SHORT PROBLEM:
Return all lines with the word "einem" in them.
::: RECORDS SHOWN :::
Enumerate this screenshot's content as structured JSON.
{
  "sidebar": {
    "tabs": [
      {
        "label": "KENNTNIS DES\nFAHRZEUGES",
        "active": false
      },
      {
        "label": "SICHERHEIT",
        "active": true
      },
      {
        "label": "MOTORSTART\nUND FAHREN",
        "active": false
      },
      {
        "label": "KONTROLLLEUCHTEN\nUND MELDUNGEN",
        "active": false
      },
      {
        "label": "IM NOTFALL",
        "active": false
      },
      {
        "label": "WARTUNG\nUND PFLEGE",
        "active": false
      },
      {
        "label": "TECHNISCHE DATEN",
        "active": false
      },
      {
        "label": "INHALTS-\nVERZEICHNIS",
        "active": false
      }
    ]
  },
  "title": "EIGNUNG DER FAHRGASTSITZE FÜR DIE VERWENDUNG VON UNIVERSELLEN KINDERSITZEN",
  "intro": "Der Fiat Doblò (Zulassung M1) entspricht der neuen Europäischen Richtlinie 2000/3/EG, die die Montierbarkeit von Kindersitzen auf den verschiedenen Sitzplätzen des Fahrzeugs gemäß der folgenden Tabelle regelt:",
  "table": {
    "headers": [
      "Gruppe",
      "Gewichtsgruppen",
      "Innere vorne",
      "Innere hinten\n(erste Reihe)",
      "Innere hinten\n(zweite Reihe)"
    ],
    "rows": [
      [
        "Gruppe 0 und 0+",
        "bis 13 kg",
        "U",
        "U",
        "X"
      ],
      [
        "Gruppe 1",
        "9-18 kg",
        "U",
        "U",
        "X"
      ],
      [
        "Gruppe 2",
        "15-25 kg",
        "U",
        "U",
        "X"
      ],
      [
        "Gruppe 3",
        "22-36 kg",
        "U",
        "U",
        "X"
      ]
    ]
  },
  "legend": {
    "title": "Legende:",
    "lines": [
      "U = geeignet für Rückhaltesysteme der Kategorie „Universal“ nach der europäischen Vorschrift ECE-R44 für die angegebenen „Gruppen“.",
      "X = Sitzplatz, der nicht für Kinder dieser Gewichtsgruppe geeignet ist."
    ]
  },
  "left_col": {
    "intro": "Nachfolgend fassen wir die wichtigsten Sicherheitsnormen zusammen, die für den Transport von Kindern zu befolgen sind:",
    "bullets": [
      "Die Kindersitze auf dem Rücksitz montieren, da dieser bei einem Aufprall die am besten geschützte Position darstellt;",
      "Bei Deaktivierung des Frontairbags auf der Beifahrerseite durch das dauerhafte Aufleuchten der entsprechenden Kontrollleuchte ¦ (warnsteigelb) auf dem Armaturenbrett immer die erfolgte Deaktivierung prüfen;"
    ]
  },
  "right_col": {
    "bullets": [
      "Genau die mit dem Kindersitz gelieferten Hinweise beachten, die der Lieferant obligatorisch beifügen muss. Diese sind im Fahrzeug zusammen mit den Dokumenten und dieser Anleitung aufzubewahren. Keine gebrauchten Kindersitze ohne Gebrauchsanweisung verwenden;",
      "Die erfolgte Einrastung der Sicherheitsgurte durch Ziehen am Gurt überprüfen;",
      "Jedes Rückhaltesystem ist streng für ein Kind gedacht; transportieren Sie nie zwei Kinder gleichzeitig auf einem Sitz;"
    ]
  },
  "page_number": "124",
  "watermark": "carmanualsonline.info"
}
:::
ANSWER TO THIS TASK:
      "Die Kindersitze auf dem Rücksitz montieren, da dieser bei einem Aufprall die am besten geschützte Position darstellt;",
      "Jedes Rückhaltesystem ist streng für ein Kind gedacht; transportieren Sie nie zwei Kinder gleichzeitig auf einem Sitz;"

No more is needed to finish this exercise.